> **Region boundary data**:
_ _ _

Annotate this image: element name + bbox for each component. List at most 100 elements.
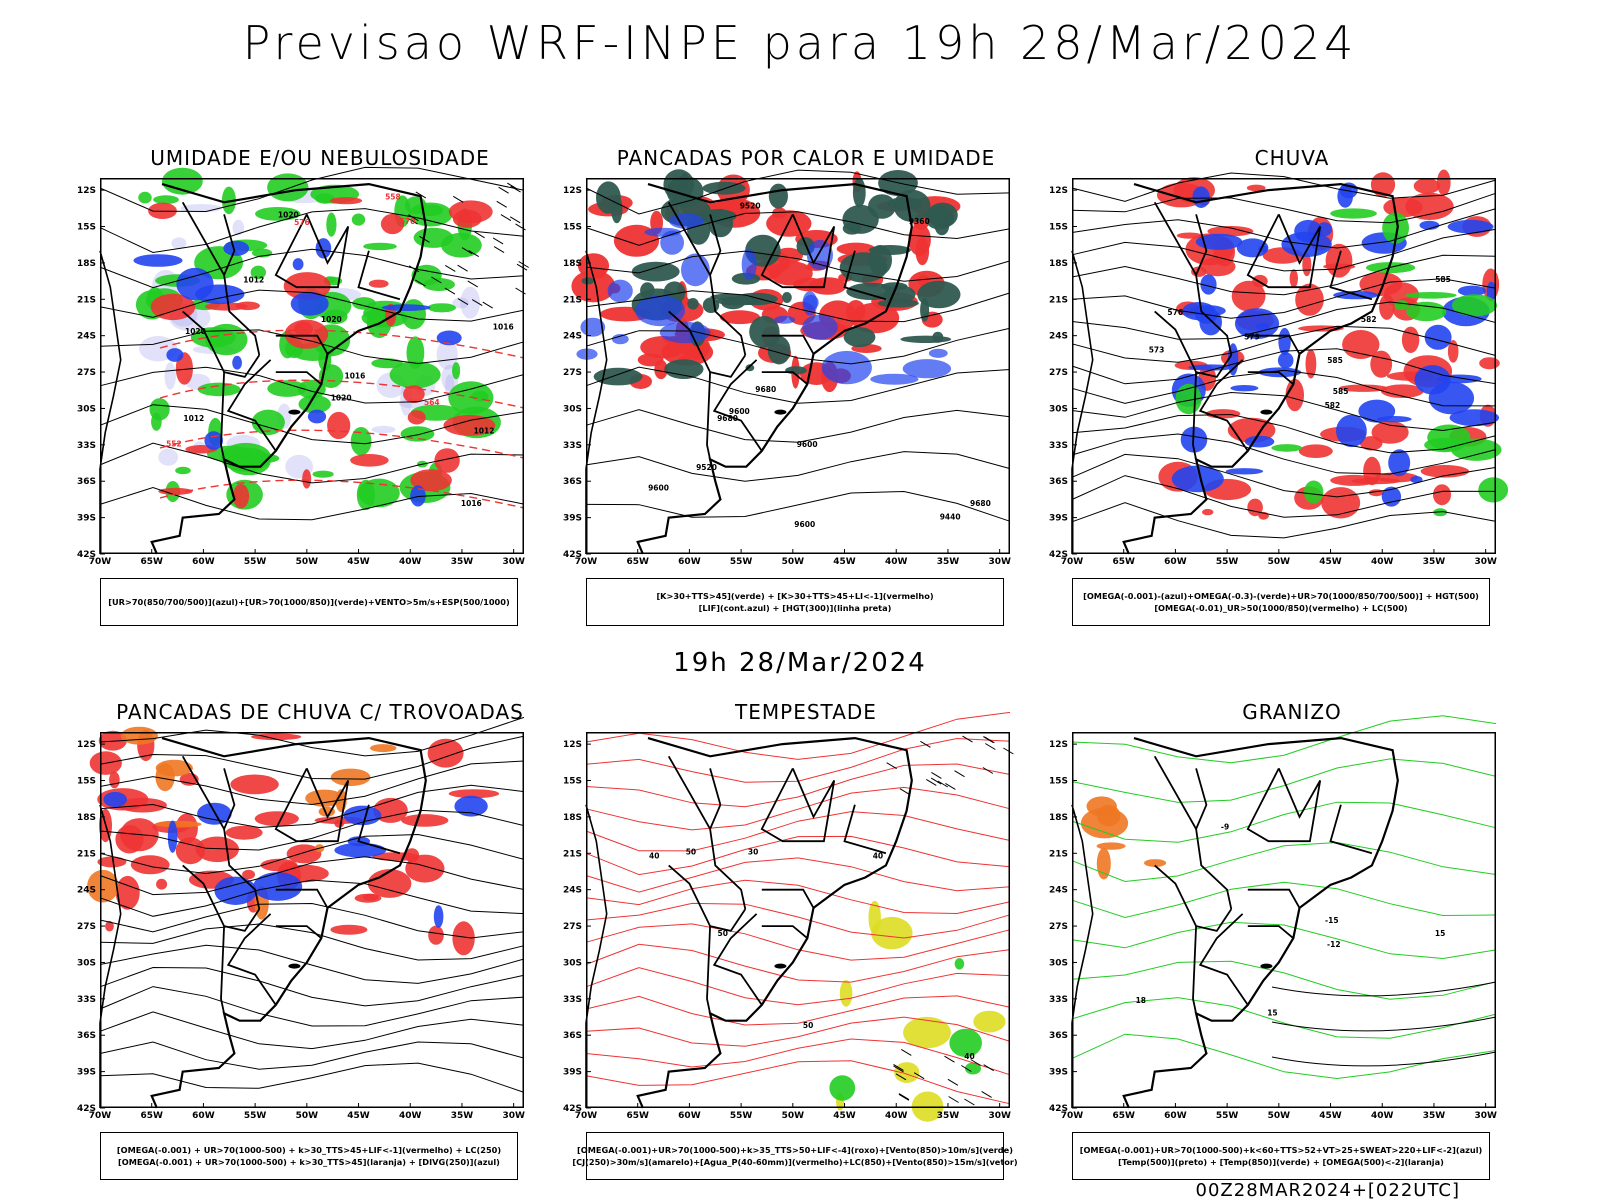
contour-line [585,327,1011,365]
panel-title: TEMPESTADE [735,700,877,724]
streamline [99,1011,525,1050]
blue-shaded-area [307,409,327,424]
blue-shaded-area [1381,486,1402,507]
green-shaded-area [255,207,301,221]
contour-label: 1020 [185,327,206,336]
coastline [636,182,913,555]
lat-tick-label: 21S [1049,295,1068,305]
darkgreen-shaded-area [768,183,788,209]
purple-shaded-area [158,448,179,466]
lon-tick-label: 50W [1268,1111,1291,1121]
red-shaded-area [1420,465,1470,478]
contour-line [99,442,525,484]
lat-tick-label: 21S [1049,849,1068,859]
streamline [1071,348,1497,385]
country-border [709,828,747,910]
wind-vector [492,237,504,245]
lat-tick-label: 33S [563,995,582,1005]
yellow-shaded-area [839,980,853,1007]
wind-vector [983,1064,994,1072]
country-border [1154,864,1233,932]
darkgreen-shaded-area [900,335,952,343]
forecast-map: 1012 1012 1012 1016 1016 1016 1020 1020 1020 1020… [77,166,529,567]
contour-label: 1016 [461,499,482,508]
lat-tick-label: 15S [563,223,582,233]
streamline [1071,278,1497,319]
streamline [1071,228,1497,272]
blue-shaded-area [1447,219,1494,234]
wind-vector [920,740,931,748]
lon-tick-label: 35W [937,557,960,567]
red-shaded-area [1437,169,1451,196]
blue-shaded-area [292,258,304,271]
country-border [1329,804,1373,855]
lat-tick-label: 30S [77,959,96,969]
forecast-map: -9 -12 -15 15 18 15 12S 15S 18S 21S 24S 27S 30S 33S 36… [1049,715,1497,1121]
country-border [1247,371,1294,385]
lat-tick-label: 39S [563,1068,582,1078]
green-shaded-area [350,427,372,456]
contour-label: 40 [873,852,883,861]
lat-tick-label: 24S [563,886,582,896]
blue-shaded-area [902,359,952,379]
lon-tick-label: 30W [1474,557,1497,567]
lat-tick-label: 12S [77,740,96,750]
blue-shaded-area [1457,285,1487,297]
forecast-map: 40 40 50 50 50 30 40 12S 15S 18S 21S 24S 27S 30S 33S 36… [563,711,1014,1122]
green-shaded-area [153,195,179,205]
wind-vector [954,770,965,778]
wind-vector [898,1093,910,1101]
legend-line: [CJ(250)>30m/s](amarelo)+[Agua_P(40-60mm… [572,1157,1018,1167]
country-border [1246,767,1322,843]
lon-tick-label: 40W [399,1111,422,1121]
lat-tick-label: 12S [77,186,96,196]
streamline [1071,325,1497,363]
red-shaded-area [97,856,127,868]
lon-tick-label: 65W [1112,1111,1135,1121]
darkgreen-shaded-area [868,245,892,275]
yellow-shaded-area [903,1016,951,1049]
wind-vector [937,780,949,788]
panel-legend: [OMEGA(-0.001)+UR>70(1000-500)+k<60+TTS>… [1072,1132,1490,1180]
country-border [182,864,261,932]
lat-tick-label: 36S [77,1031,96,1041]
blue-shaded-area [381,304,431,311]
contour-label: 1012 [243,275,264,284]
lat-tick-label: 24S [1049,886,1068,896]
blue-shaded-area [802,314,838,340]
wind-vector [898,1093,910,1101]
blue-shaded-area [167,820,178,853]
contour-label: 40 [649,852,659,861]
streamline [99,986,525,1027]
green-shaded-area [829,1075,856,1101]
red-shaded-area [1285,378,1304,412]
red-shaded-area [1342,330,1380,359]
forecast-map: 9680968096809600960096009520952094409360… [563,169,1011,567]
country-border [1198,913,1249,1006]
green-shaded-area [267,380,307,397]
blue-shaded-area [1449,409,1499,427]
red-shaded-area [908,223,931,256]
wind-vector [445,264,456,272]
wind-vector [408,265,420,273]
country-border [220,372,225,460]
red-shaded-area [225,825,263,840]
lon-tick-label: 45W [1319,1111,1342,1121]
red-shaded-area [330,924,368,935]
lat-tick-label: 42S [77,550,96,560]
contour-label: 9680 [717,414,738,423]
green-shaded-area [1304,480,1324,504]
red-shaded-area [130,855,170,875]
red-shaded-area [242,869,256,880]
lat-tick-label: 15S [1049,777,1068,787]
lon-tick-label: 60W [192,557,215,567]
map-frame [1072,178,1496,554]
streamline [585,1060,1011,1105]
lon-tick-label: 70W [575,557,598,567]
country-border [1153,201,1208,278]
darkgreen-shaded-area [893,189,931,222]
red-shaded-area [1370,350,1393,378]
lon-tick-label: 40W [399,557,422,567]
lat-tick-label: 42S [77,1104,96,1114]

_ _ _

> **Short task**: Put every line of the rows above into a JSON list of strings, one string per line, skipping blank lines. Omit the pictures.

> **Task output**:
[
  "Annotate this image: element name + bbox for each component. List at most 100 elements.",
  "contour-line [585,327,1011,365]",
  "panel-title: TEMPESTADE [735,700,877,724]",
  "streamline [99,1011,525,1050]",
  "blue-shaded-area [307,409,327,424]",
  "blue-shaded-area [1381,486,1402,507]",
  "green-shaded-area [255,207,301,221]",
  "contour-label: 1020 [185,327,206,336]",
  "coastline [636,182,913,555]",
  "lat-tick-label: 21S [1049,295,1068,305]",
  "darkgreen-shaded-area [768,183,788,209]",
  "purple-shaded-area [158,448,179,466]",
  "lon-tick-label: 50W [1268,1111,1291,1121]",
  "red-shaded-area [1420,465,1470,478]",
  "contour-line [99,442,525,484]",
  "lat-tick-label: 21S [1049,849,1068,859]",
  "streamline [1071,348,1497,385]",
  "country-border [709,828,747,910]",
  "wind-vector [492,237,504,245]",
  "lat-tick-label: 33S [563,995,582,1005]",
  "yellow-shaded-area [839,980,853,1007]",
  "wind-vector [983,1064,994,1072]",
  "country-border [1154,864,1233,932]",
  "darkgreen-shaded-area [900,335,952,343]",
  "forecast-map: 1012 1012 1012 1016 1016 1016 1020 1020 1020 1020… [77,166,529,567]",
  "contour-label: 1016 [461,499,482,508]",
  "lat-tick-label: 15S [563,223,582,233]",
  "streamline [1071,278,1497,319]",
  "streamline [1071,228,1497,272]",
  "blue-shaded-area [1447,219,1494,234]",
  "wind-vector [920,740,931,748]",
  "lon-tick-label: 35W [937,557,960,567]",
  "red-shaded-area [1437,169,1451,196]",
  "blue-shaded-area [292,258,304,271]",
  "country-border [1329,804,1373,855]",
  "lat-tick-label: 30S [77,959,96,969]",
  "forecast-map: -9 -12 -15 15 18 15 12S 15S 18S 21S 24S 27S 30S 33S 36… [1049,715,1497,1121]",
  "country-border [1247,371,1294,385]",
  "lat-tick-label: 39S [563,1068,582,1078]",
  "green-shaded-area [350,427,372,456]",
  "contour-label: 40 [873,852,883,861]",
  "lat-tick-label: 24S [563,886,582,896]",
  "blue-shaded-area [902,359,952,379]",
  "lon-tick-label: 30W [1474,557,1497,567]",
  "lat-tick-label: 12S [77,740,96,750]",
  "blue-shaded-area [1457,285,1487,297]",
  "forecast-map: 40 40 50 50 50 30 40 12S 15S 18S 21S 24S 27S 30S 33S 36… [563,711,1014,1122]",
  "green-shaded-area [153,195,179,205]",
  "wind-vector [954,770,965,778]",
  "wind-vector [898,1093,910,1101]",
  "legend-line: [CJ(250)>30m/s](amarelo)+[Agua_P(40-60mm… [572,1157,1018,1167]",
  "country-border [1246,767,1322,843]",
  "lon-tick-label: 40W [399,1111,422,1121]",
  "lat-tick-label: 12S [77,186,96,196]",
  "streamline [1071,325,1497,363]",
  "red-shaded-area [97,856,127,868]",
  "lon-tick-label: 65W [1112,1111,1135,1121]",
  "darkgreen-shaded-area [868,245,892,275]",
  "yellow-shaded-area [903,1016,951,1049]",
  "wind-vector [937,780,949,788]",
  "panel-legend: [OMEGA(-0.001)+UR>70(1000-500)+k<60+TTS>… [1072,1132,1490,1180]",
  "country-border [182,864,261,932]",
  "lat-tick-label: 36S [77,1031,96,1041]",
  "blue-shaded-area [381,304,431,311]",
  "contour-label: 1012 [243,275,264,284]",
  "lat-tick-label: 24S [1049,886,1068,896]",
  "blue-shaded-area [802,314,838,340]",
  "wind-vector [898,1093,910,1101]",
  "blue-shaded-area [167,820,178,853]",
  "contour-label: 40 [649,852,659,861]",
  "streamline [99,986,525,1027]",
  "green-shaded-area [829,1075,856,1101]",
  "red-shaded-area [1285,378,1304,412]",
  "red-shaded-area [1342,330,1380,359]",
  "forecast-map: 9680968096809600960096009520952094409360… [563,169,1011,567]",
  "country-border [1198,913,1249,1006]",
  "green-shaded-area [267,380,307,397]",
  "blue-shaded-area [1449,409,1499,427]",
  "red-shaded-area [908,223,931,256]",
  "wind-vector [445,264,456,272]",
  "wind-vector [408,265,420,273]",
  "country-border [220,372,225,460]",
  "red-shaded-area [225,825,263,840]",
  "lon-tick-label: 45W [1319,1111,1342,1121]",
  "red-shaded-area [330,924,368,935]",
  "lat-tick-label: 42S [77,550,96,560]",
  "contour-label: 9680 [717,414,738,423]",
  "green-shaded-area [1304,480,1324,504]",
  "red-shaded-area [130,855,170,875]",
  "red-shaded-area [242,869,256,880]",
  "lat-tick-label: 15S [1049,777,1068,787]",
  "lon-tick-label: 60W [192,557,215,567]",
  "map-frame [1072,178,1496,554]",
  "streamline [585,1060,1011,1105]",
  "lon-tick-label: 70W [575,557,598,567]",
  "country-border [1153,201,1208,278]",
  "darkgreen-shaded-area [893,189,931,222]",
  "red-shaded-area [1370,350,1393,378]",
  "lon-tick-label: 40W [399,557,422,567]",
  "lat-tick-label: 42S [77,1104,96,1114]"
]